## Task data

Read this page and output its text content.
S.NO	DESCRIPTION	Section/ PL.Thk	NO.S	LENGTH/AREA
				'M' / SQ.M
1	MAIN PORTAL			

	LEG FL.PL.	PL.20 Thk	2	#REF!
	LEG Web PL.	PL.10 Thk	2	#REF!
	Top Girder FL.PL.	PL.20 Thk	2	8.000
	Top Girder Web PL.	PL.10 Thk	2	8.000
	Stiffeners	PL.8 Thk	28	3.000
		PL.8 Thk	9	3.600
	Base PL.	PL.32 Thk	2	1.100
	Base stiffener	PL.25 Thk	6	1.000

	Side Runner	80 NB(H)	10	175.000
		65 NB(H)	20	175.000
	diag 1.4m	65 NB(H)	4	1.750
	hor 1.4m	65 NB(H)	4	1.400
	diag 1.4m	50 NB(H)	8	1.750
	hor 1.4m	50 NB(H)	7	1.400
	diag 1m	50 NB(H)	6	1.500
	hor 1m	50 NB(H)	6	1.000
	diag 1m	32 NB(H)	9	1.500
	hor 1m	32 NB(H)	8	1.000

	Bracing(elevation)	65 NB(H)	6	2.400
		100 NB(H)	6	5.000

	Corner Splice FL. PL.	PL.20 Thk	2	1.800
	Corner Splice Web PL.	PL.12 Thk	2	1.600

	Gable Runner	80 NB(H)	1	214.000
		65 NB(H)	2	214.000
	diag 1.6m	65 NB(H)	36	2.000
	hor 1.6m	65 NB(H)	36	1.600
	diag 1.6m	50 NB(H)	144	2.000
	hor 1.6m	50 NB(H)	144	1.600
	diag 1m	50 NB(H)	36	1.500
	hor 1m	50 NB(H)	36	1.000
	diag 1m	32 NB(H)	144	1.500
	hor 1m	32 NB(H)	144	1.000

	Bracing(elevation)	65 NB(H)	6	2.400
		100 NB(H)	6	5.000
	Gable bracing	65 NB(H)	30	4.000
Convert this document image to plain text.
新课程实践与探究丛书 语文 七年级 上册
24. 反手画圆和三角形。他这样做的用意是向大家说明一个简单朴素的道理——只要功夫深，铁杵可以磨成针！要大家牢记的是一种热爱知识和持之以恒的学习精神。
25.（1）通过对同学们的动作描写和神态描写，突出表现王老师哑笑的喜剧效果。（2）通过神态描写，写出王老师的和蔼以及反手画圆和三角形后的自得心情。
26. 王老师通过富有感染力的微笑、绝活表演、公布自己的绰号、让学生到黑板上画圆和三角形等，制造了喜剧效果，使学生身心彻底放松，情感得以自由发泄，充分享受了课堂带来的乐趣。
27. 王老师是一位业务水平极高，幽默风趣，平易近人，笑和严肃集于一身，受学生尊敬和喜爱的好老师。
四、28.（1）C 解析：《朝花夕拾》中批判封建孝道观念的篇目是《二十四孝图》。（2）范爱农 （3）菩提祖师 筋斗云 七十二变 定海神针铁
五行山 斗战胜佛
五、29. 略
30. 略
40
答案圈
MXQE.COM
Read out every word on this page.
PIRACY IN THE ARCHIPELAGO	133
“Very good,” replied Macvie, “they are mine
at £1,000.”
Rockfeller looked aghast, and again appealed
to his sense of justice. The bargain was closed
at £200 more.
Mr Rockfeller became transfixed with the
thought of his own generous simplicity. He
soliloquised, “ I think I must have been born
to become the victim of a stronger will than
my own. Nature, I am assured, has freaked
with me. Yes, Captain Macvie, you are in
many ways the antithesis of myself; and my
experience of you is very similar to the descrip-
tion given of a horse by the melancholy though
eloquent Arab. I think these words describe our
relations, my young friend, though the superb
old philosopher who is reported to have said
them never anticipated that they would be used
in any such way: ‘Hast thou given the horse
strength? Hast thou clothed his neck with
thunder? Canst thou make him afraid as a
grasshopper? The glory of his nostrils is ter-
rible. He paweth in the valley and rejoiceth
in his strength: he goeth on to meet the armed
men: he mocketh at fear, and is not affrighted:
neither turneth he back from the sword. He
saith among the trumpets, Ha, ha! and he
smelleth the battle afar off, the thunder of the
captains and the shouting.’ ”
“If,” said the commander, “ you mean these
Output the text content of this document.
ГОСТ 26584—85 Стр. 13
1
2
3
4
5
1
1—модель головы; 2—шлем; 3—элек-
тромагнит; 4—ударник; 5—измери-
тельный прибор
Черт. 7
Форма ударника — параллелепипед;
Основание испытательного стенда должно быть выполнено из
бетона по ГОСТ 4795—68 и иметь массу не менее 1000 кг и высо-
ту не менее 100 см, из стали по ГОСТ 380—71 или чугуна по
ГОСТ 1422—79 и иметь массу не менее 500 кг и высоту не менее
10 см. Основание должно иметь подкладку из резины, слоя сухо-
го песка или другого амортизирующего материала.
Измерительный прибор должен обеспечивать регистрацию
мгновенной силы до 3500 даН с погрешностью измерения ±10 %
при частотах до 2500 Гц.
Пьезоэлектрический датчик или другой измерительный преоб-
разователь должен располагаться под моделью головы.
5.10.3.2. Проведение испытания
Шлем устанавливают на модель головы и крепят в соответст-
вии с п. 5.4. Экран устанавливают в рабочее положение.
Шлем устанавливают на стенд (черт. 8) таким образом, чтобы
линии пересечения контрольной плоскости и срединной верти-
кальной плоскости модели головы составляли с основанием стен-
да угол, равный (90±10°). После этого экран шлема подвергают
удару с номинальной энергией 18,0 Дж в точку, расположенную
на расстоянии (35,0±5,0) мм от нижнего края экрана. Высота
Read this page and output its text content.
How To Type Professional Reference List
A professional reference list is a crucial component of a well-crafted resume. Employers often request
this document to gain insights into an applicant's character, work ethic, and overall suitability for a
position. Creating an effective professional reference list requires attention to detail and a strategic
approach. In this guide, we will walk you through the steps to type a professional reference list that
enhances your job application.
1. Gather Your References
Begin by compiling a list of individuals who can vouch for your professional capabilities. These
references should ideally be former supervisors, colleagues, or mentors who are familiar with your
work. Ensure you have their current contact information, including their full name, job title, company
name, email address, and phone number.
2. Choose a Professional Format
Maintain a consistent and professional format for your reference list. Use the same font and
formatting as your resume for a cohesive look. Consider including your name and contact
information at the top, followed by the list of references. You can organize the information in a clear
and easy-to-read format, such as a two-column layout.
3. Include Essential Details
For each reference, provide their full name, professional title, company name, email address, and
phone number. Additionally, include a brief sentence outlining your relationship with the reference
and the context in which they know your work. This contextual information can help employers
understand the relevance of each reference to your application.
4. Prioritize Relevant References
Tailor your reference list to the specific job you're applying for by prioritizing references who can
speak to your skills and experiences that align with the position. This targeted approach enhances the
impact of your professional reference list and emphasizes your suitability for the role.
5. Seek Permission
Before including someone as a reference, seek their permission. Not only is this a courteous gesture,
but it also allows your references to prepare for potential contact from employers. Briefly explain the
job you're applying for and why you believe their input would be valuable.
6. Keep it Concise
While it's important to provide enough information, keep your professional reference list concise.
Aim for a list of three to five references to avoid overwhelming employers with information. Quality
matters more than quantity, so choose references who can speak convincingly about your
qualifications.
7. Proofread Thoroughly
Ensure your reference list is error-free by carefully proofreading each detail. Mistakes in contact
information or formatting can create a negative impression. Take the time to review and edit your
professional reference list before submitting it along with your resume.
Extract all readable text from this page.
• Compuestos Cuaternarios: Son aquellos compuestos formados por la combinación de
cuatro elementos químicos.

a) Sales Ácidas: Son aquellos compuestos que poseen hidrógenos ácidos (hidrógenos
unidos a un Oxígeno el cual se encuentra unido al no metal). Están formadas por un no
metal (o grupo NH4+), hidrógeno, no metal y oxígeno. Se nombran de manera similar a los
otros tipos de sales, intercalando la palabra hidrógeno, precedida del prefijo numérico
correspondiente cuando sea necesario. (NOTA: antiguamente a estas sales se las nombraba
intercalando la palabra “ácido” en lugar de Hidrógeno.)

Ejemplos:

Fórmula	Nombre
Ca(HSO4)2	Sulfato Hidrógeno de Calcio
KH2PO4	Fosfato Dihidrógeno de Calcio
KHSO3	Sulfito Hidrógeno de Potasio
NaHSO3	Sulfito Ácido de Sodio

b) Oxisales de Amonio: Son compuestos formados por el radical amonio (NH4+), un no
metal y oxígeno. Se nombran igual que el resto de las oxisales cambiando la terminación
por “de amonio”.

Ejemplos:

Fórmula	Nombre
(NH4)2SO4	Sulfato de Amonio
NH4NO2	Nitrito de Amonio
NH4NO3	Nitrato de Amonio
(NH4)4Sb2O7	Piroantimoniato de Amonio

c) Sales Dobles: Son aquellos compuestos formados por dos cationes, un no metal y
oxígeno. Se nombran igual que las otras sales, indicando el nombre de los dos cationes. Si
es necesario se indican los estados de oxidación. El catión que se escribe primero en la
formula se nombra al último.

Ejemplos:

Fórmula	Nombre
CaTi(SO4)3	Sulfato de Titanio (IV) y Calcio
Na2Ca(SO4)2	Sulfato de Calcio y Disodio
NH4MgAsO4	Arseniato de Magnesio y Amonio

## Your objective
Above are the entries; count how many of their lines contain the word "enhances" and give only that number.

## Response to this exercise
2